RECORDS FOR THIS TASK.

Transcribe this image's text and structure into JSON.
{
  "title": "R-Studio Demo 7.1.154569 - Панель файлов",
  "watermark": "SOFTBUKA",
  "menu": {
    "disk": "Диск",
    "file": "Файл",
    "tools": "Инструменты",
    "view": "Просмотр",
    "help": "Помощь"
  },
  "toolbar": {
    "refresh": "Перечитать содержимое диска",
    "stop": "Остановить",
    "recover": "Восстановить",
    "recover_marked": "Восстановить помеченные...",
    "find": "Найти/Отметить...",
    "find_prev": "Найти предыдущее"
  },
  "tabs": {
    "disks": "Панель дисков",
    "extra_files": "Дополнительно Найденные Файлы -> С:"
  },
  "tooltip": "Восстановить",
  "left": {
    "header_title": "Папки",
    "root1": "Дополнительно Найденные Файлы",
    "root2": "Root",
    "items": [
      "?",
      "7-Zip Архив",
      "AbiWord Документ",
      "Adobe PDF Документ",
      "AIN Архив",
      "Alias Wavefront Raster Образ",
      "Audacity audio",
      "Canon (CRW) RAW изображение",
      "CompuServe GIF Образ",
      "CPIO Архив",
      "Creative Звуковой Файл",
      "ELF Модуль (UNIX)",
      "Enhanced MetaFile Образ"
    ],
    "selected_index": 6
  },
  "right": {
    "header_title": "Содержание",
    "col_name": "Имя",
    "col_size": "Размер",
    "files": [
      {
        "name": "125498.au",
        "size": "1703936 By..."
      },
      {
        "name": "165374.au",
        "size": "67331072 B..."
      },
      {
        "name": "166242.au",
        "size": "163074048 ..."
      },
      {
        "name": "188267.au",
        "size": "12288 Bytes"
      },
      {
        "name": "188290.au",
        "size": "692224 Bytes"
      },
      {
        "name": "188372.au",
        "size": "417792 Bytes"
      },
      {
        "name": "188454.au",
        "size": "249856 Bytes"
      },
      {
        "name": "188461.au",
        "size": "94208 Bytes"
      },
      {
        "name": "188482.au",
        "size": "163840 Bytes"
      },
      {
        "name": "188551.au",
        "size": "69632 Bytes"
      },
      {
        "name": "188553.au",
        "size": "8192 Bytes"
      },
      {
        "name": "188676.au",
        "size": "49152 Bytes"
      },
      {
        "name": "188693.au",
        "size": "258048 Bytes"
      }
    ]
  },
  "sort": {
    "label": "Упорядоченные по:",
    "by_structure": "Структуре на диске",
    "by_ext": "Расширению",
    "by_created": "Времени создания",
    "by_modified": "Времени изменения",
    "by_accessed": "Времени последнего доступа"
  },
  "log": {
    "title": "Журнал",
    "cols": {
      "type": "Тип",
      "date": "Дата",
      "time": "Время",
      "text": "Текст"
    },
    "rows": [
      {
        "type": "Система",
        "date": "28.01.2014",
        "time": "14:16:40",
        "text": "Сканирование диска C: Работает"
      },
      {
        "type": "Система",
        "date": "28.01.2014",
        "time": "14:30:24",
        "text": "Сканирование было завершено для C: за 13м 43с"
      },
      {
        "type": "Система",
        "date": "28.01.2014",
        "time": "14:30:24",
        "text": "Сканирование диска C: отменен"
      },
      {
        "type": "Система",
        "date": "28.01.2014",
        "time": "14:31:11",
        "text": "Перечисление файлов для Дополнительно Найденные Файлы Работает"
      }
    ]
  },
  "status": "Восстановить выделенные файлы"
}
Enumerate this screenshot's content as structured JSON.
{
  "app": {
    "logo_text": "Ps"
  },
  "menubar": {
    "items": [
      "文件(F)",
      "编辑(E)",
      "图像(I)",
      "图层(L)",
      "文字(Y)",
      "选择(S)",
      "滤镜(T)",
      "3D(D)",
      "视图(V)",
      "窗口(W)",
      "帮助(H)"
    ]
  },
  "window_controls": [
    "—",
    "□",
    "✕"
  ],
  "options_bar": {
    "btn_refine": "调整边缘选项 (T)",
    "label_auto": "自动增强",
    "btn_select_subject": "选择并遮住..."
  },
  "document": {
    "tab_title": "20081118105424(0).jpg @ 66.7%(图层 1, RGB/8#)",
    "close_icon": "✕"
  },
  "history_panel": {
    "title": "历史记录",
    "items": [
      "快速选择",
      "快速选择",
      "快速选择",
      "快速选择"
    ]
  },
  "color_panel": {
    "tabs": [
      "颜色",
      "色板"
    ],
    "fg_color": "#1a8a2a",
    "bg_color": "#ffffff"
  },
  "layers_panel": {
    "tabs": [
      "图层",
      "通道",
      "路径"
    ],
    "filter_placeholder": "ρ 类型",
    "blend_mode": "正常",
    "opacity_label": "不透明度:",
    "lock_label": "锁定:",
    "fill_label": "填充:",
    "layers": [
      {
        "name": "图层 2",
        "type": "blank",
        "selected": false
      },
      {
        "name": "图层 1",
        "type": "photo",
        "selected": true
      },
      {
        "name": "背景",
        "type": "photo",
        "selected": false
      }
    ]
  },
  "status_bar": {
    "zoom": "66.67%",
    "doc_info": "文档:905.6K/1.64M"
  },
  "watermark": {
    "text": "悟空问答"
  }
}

REQUEST. Restate every record exactly, leaving nothing out.

EXPECTED ANSWER.
Transcribe this image's text and structure into JSON.
{
  "title": "R-Studio Demo 7.1.154569 - Панель файлов",
  "watermark": "SOFTBUKA",
  "menu": {
    "disk": "Диск",
    "file": "Файл",
    "tools": "Инструменты",
    "view": "Просмотр",
    "help": "Помощь"
  },
  "toolbar": {
    "refresh": "Перечитать содержимое диска",
    "stop": "Остановить",
    "recover": "Восстановить",
    "recover_marked": "Восстановить помеченные...",
    "find": "Найти/Отметить...",
    "find_prev": "Найти предыдущее"
  },
  "tabs": {
    "disks": "Панель дисков",
    "extra_files": "Дополнительно Найденные Файлы -> С:"
  },
  "tooltip": "Восстановить",
  "left": {
    "header_title": "Папки",
    "root1": "Дополнительно Найденные Файлы",
    "root2": "Root",
    "items": [
      "?",
      "7-Zip Архив",
      "AbiWord Документ",
      "Adobe PDF Документ",
      "AIN Архив",
      "Alias Wavefront Raster Образ",
      "Audacity audio",
      "Canon (CRW) RAW изображение",
      "CompuServe GIF Образ",
      "CPIO Архив",
      "Creative Звуковой Файл",
      "ELF Модуль (UNIX)",
      "Enhanced MetaFile Образ"
    ],
    "selected_index": 6
  },
  "right": {
    "header_title": "Содержание",
    "col_name": "Имя",
    "col_size": "Размер",
    "files": [
      {
        "name": "125498.au",
        "size": "1703936 By..."
      },
      {
        "name": "165374.au",
        "size": "67331072 B..."
      },
      {
        "name": "166242.au",
        "size": "163074048 ..."
      },
      {
        "name": "188267.au",
        "size": "12288 Bytes"
      },
      {
        "name": "188290.au",
        "size": "692224 Bytes"
      },
      {
        "name": "188372.au",
        "size": "417792 Bytes"
      },
      {
        "name": "188454.au",
        "size": "249856 Bytes"
      },
      {
        "name": "188461.au",
        "size": "94208 Bytes"
      },
      {
        "name": "188482.au",
        "size": "163840 Bytes"
      },
      {
        "name": "188551.au",
        "size": "69632 Bytes"
      },
      {
        "name": "188553.au",
        "size": "8192 Bytes"
      },
      {
        "name": "188676.au",
        "size": "49152 Bytes"
      },
      {
        "name": "188693.au",
        "size": "258048 Bytes"
      }
    ]
  },
  "sort": {
    "label": "Упорядоченные по:",
    "by_structure": "Структуре на диске",
    "by_ext": "Расширению",
    "by_created": "Времени создания",
    "by_modified": "Времени изменения",
    "by_accessed": "Времени последнего доступа"
  },
  "log": {
    "title": "Журнал",
    "cols": {
      "type": "Тип",
      "date": "Дата",
      "time": "Время",
      "text": "Текст"
    },
    "rows": [
      {
        "type": "Система",
        "date": "28.01.2014",
        "time": "14:16:40",
        "text": "Сканирование диска C: Работает"
      },
      {
        "type": "Система",
        "date": "28.01.2014",
        "time": "14:30:24",
        "text": "Сканирование было завершено для C: за 13м 43с"
      },
      {
        "type": "Система",
        "date": "28.01.2014",
        "time": "14:30:24",
        "text": "Сканирование диска C: отменен"
      },
      {
        "type": "Система",
        "date": "28.01.2014",
        "time": "14:31:11",
        "text": "Перечисление файлов для Дополнительно Найденные Файлы Работает"
      }
    ]
  },
  "status": "Восстановить выделенные файлы"
}
Enumerate this screenshot's content as structured JSON.
{
  "app": {
    "logo_text": "Ps"
  },
  "menubar": {
    "items": [
      "文件(F)",
      "编辑(E)",
      "图像(I)",
      "图层(L)",
      "文字(Y)",
      "选择(S)",
      "滤镜(T)",
      "3D(D)",
      "视图(V)",
      "窗口(W)",
      "帮助(H)"
    ]
  },
  "window_controls": [
    "—",
    "□",
    "✕"
  ],
  "options_bar": {
    "btn_refine": "调整边缘选项 (T)",
    "label_auto": "自动增强",
    "btn_select_subject": "选择并遮住..."
  },
  "document": {
    "tab_title": "20081118105424(0).jpg @ 66.7%(图层 1, RGB/8#)",
    "close_icon": "✕"
  },
  "history_panel": {
    "title": "历史记录",
    "items": [
      "快速选择",
      "快速选择",
      "快速选择",
      "快速选择"
    ]
  },
  "color_panel": {
    "tabs": [
      "颜色",
      "色板"
    ],
    "fg_color": "#1a8a2a",
    "bg_color": "#ffffff"
  },
  "layers_panel": {
    "tabs": [
      "图层",
      "通道",
      "路径"
    ],
    "filter_placeholder": "ρ 类型",
    "blend_mode": "正常",
    "opacity_label": "不透明度:",
    "lock_label": "锁定:",
    "fill_label": "填充:",
    "layers": [
      {
        "name": "图层 2",
        "type": "blank",
        "selected": false
      },
      {
        "name": "图层 1",
        "type": "photo",
        "selected": true
      },
      {
        "name": "背景",
        "type": "photo",
        "selected": false
      }
    ]
  },
  "status_bar": {
    "zoom": "66.67%",
    "doc_info": "文档:905.6K/1.64M"
  },
  "watermark": {
    "text": "悟空问答"
  }
}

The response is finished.